> **What the task requires**: Copy out the lines of every item below, swapping "x-tick-label" for "x-tick-text" everywhere it appears. Leave all other text unchanged.

# start of Task data

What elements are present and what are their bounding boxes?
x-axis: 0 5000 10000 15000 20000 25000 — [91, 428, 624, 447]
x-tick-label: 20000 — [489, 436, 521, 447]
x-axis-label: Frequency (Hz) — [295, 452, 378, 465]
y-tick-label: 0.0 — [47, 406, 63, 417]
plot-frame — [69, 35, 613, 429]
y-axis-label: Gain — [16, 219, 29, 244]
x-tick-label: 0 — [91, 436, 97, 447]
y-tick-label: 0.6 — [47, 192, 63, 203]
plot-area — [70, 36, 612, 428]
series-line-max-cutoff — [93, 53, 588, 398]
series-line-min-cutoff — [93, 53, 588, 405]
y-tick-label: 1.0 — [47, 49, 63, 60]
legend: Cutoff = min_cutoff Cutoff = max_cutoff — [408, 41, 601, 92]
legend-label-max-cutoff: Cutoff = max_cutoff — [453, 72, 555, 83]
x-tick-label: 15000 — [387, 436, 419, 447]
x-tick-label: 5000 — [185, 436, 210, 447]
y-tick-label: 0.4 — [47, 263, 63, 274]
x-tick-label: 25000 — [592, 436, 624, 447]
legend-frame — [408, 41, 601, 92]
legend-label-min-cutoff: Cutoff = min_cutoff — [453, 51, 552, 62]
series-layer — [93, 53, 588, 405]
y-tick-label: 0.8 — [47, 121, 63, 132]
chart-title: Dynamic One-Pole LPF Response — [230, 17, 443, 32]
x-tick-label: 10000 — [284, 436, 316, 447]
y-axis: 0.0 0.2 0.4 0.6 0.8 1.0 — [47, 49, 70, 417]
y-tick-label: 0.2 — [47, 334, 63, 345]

# end of Task data

> **Written answer**:
What elements are present and what are their bounding boxes?
x-axis: 0 5000 10000 15000 20000 25000 — [91, 428, 624, 447]
x-tick-text: 20000 — [489, 436, 521, 447]
x-axis-label: Frequency (Hz) — [295, 452, 378, 465]
y-tick-label: 0.0 — [47, 406, 63, 417]
plot-frame — [69, 35, 613, 429]
y-axis-label: Gain — [16, 219, 29, 244]
x-tick-text: 0 — [91, 436, 97, 447]
y-tick-label: 0.6 — [47, 192, 63, 203]
plot-area — [70, 36, 612, 428]
series-line-max-cutoff — [93, 53, 588, 398]
series-line-min-cutoff — [93, 53, 588, 405]
y-tick-label: 1.0 — [47, 49, 63, 60]
legend: Cutoff = min_cutoff Cutoff = max_cutoff — [408, 41, 601, 92]
legend-label-max-cutoff: Cutoff = max_cutoff — [453, 72, 555, 83]
x-tick-text: 15000 — [387, 436, 419, 447]
x-tick-text: 5000 — [185, 436, 210, 447]
y-tick-label: 0.4 — [47, 263, 63, 274]
x-tick-text: 25000 — [592, 436, 624, 447]
legend-frame — [408, 41, 601, 92]
legend-label-min-cutoff: Cutoff = min_cutoff — [453, 51, 552, 62]
series-layer — [93, 53, 588, 405]
y-tick-label: 0.8 — [47, 121, 63, 132]
chart-title: Dynamic One-Pole LPF Response — [230, 17, 443, 32]
x-tick-text: 10000 — [284, 436, 316, 447]
y-axis: 0.0 0.2 0.4 0.6 0.8 1.0 — [47, 49, 70, 417]
y-tick-label: 0.2 — [47, 334, 63, 345]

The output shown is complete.